*** Data listing
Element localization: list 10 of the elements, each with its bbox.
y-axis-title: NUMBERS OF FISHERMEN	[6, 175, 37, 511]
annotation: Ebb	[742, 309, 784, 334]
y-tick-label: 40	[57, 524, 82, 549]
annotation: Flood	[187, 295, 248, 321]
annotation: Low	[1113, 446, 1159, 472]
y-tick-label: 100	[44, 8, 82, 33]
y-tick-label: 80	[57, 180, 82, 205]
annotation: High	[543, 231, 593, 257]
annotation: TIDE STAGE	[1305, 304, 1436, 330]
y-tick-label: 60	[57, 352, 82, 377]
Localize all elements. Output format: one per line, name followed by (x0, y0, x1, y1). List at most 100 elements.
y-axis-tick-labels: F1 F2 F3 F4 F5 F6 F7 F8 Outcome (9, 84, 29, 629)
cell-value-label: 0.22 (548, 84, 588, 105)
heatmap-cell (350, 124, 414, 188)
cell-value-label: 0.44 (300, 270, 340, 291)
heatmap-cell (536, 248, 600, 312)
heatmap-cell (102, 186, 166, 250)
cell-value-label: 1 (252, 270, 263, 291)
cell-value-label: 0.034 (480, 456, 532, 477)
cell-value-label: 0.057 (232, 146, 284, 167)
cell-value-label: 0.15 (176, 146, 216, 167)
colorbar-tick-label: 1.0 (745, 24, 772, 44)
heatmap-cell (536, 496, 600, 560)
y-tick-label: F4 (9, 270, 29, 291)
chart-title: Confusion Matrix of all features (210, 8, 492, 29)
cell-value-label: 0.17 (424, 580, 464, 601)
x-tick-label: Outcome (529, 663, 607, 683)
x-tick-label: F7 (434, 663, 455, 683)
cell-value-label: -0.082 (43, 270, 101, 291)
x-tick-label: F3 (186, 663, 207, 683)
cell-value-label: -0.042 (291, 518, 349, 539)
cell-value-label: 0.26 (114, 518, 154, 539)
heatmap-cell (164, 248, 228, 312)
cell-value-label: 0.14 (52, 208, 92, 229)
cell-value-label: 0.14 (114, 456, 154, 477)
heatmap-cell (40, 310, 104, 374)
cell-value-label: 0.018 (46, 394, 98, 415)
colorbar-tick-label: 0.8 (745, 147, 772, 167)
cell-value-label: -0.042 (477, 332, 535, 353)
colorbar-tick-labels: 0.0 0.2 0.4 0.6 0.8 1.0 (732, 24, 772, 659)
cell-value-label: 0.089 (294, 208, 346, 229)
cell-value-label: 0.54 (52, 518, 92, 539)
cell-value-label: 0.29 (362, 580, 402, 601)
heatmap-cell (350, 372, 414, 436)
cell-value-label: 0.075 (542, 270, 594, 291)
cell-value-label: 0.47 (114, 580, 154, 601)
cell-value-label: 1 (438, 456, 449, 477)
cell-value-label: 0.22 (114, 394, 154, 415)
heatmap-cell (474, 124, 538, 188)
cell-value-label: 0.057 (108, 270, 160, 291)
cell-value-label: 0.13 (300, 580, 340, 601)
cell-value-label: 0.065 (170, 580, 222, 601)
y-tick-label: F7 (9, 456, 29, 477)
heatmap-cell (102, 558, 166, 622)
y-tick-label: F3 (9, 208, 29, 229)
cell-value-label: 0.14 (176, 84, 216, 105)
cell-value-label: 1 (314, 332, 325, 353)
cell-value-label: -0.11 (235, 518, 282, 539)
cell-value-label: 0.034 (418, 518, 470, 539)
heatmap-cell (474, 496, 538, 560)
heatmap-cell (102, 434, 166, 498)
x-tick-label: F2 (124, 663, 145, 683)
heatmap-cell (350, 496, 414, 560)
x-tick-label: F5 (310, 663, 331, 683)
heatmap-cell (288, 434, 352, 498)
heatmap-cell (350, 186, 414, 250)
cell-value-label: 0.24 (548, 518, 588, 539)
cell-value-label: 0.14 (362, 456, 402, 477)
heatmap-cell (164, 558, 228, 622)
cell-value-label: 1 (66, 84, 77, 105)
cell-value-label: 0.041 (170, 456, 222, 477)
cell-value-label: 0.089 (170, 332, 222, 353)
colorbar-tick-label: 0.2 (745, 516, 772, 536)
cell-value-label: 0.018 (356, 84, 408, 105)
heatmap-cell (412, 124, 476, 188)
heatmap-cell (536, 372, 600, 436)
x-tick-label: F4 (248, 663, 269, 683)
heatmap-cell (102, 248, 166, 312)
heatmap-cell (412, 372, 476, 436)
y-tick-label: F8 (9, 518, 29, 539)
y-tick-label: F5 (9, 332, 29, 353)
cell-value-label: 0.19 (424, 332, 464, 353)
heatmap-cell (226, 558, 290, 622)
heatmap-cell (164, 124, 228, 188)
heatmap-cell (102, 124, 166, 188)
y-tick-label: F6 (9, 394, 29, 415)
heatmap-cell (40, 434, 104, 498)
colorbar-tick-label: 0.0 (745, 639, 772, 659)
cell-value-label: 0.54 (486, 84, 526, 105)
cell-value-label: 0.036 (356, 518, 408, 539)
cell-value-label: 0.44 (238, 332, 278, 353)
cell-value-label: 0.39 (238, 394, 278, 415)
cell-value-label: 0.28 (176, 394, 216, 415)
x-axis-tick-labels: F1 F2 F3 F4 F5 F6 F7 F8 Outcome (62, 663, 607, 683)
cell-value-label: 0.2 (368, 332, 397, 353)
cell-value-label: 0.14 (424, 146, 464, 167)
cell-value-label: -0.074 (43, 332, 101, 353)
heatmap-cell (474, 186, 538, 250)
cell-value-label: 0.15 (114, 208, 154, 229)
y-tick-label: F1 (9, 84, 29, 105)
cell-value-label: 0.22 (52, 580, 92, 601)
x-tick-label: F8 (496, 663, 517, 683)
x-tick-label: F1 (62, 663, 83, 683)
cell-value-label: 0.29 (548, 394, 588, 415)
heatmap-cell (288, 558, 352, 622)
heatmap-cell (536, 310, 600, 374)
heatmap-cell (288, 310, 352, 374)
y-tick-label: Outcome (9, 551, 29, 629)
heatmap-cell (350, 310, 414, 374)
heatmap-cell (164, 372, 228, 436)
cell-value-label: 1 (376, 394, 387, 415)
******
→ **Required work**: Please copy the records above with every "y-tick-label" switched to "vertical-tick-label", keeping all other text unchanged.

→ **Output of the task**:
Element localization: list 10 of the elements, each with its bbox.
y-axis-title: NUMBERS OF FISHERMEN	[6, 175, 37, 511]
annotation: Ebb	[742, 309, 784, 334]
vertical-tick-label: 40	[57, 524, 82, 549]
annotation: Flood	[187, 295, 248, 321]
annotation: Low	[1113, 446, 1159, 472]
vertical-tick-label: 100	[44, 8, 82, 33]
vertical-tick-label: 80	[57, 180, 82, 205]
annotation: High	[543, 231, 593, 257]
annotation: TIDE STAGE	[1305, 304, 1436, 330]
vertical-tick-label: 60	[57, 352, 82, 377]
Localize all elements. Output format: one per line, name followed by (x0, y0, x1, y1). List at most 100 elements.
y-axis-tick-labels: F1 F2 F3 F4 F5 F6 F7 F8 Outcome (9, 84, 29, 629)
cell-value-label: 0.22 (548, 84, 588, 105)
heatmap-cell (350, 124, 414, 188)
cell-value-label: 0.44 (300, 270, 340, 291)
heatmap-cell (536, 248, 600, 312)
heatmap-cell (102, 186, 166, 250)
cell-value-label: 1 (252, 270, 263, 291)
cell-value-label: 0.034 (480, 456, 532, 477)
cell-value-label: 0.057 (232, 146, 284, 167)
cell-value-label: 0.15 (176, 146, 216, 167)
colorbar-tick-label: 1.0 (745, 24, 772, 44)
heatmap-cell (536, 496, 600, 560)
vertical-tick-label: F4 (9, 270, 29, 291)
chart-title: Confusion Matrix of all features (210, 8, 492, 29)
cell-value-label: 0.17 (424, 580, 464, 601)
x-tick-label: Outcome (529, 663, 607, 683)
x-tick-label: F7 (434, 663, 455, 683)
cell-value-label: -0.082 (43, 270, 101, 291)
x-tick-label: F3 (186, 663, 207, 683)
cell-value-label: -0.042 (291, 518, 349, 539)
cell-value-label: 0.26 (114, 518, 154, 539)
heatmap-cell (164, 248, 228, 312)
cell-value-label: 0.14 (52, 208, 92, 229)
cell-value-label: 0.14 (114, 456, 154, 477)
heatmap-cell (40, 310, 104, 374)
cell-value-label: 0.018 (46, 394, 98, 415)
colorbar-tick-label: 0.8 (745, 147, 772, 167)
cell-value-label: -0.042 (477, 332, 535, 353)
colorbar-tick-labels: 0.0 0.2 0.4 0.6 0.8 1.0 (732, 24, 772, 659)
cell-value-label: 0.089 (294, 208, 346, 229)
cell-value-label: 0.54 (52, 518, 92, 539)
cell-value-label: 0.29 (362, 580, 402, 601)
heatmap-cell (350, 372, 414, 436)
cell-value-label: 0.075 (542, 270, 594, 291)
cell-value-label: 0.47 (114, 580, 154, 601)
cell-value-label: 1 (438, 456, 449, 477)
cell-value-label: 0.22 (114, 394, 154, 415)
heatmap-cell (474, 124, 538, 188)
cell-value-label: 0.057 (108, 270, 160, 291)
cell-value-label: 0.13 (300, 580, 340, 601)
cell-value-label: 0.065 (170, 580, 222, 601)
vertical-tick-label: F7 (9, 456, 29, 477)
heatmap-cell (102, 558, 166, 622)
vertical-tick-label: F3 (9, 208, 29, 229)
cell-value-label: 0.14 (176, 84, 216, 105)
cell-value-label: 1 (314, 332, 325, 353)
cell-value-label: -0.11 (235, 518, 282, 539)
cell-value-label: 0.034 (418, 518, 470, 539)
heatmap-cell (474, 496, 538, 560)
heatmap-cell (102, 434, 166, 498)
x-tick-label: F2 (124, 663, 145, 683)
heatmap-cell (350, 496, 414, 560)
x-tick-label: F5 (310, 663, 331, 683)
heatmap-cell (288, 434, 352, 498)
heatmap-cell (350, 186, 414, 250)
cell-value-label: 0.24 (548, 518, 588, 539)
cell-value-label: 0.14 (362, 456, 402, 477)
heatmap-cell (164, 558, 228, 622)
cell-value-label: 1 (66, 84, 77, 105)
cell-value-label: 0.041 (170, 456, 222, 477)
cell-value-label: 0.089 (170, 332, 222, 353)
colorbar-tick-label: 0.2 (745, 516, 772, 536)
cell-value-label: 0.018 (356, 84, 408, 105)
heatmap-cell (412, 124, 476, 188)
heatmap-cell (536, 372, 600, 436)
x-tick-label: F4 (248, 663, 269, 683)
heatmap-cell (102, 248, 166, 312)
heatmap-cell (412, 372, 476, 436)
vertical-tick-label: F8 (9, 518, 29, 539)
vertical-tick-label: F5 (9, 332, 29, 353)
cell-value-label: 0.19 (424, 332, 464, 353)
heatmap-cell (226, 558, 290, 622)
heatmap-cell (164, 124, 228, 188)
heatmap-cell (102, 124, 166, 188)
vertical-tick-label: F6 (9, 394, 29, 415)
heatmap-cell (40, 434, 104, 498)
colorbar-tick-label: 0.0 (745, 639, 772, 659)
cell-value-label: 0.54 (486, 84, 526, 105)
cell-value-label: 0.036 (356, 518, 408, 539)
cell-value-label: 0.44 (238, 332, 278, 353)
cell-value-label: 0.39 (238, 394, 278, 415)
cell-value-label: 0.28 (176, 394, 216, 415)
x-axis-tick-labels: F1 F2 F3 F4 F5 F6 F7 F8 Outcome (62, 663, 607, 683)
cell-value-label: 0.2 (368, 332, 397, 353)
cell-value-label: 0.14 (424, 146, 464, 167)
cell-value-label: -0.074 (43, 332, 101, 353)
heatmap-cell (474, 186, 538, 250)
cell-value-label: 0.15 (114, 208, 154, 229)
vertical-tick-label: F1 (9, 84, 29, 105)
cell-value-label: 0.22 (52, 580, 92, 601)
x-tick-label: F8 (496, 663, 517, 683)
x-tick-label: F1 (62, 663, 83, 683)
cell-value-label: 0.29 (548, 394, 588, 415)
heatmap-cell (288, 558, 352, 622)
heatmap-cell (536, 310, 600, 374)
heatmap-cell (288, 310, 352, 374)
vertical-tick-label: Outcome (9, 551, 29, 629)
heatmap-cell (350, 310, 414, 374)
heatmap-cell (164, 372, 228, 436)
cell-value-label: 1 (376, 394, 387, 415)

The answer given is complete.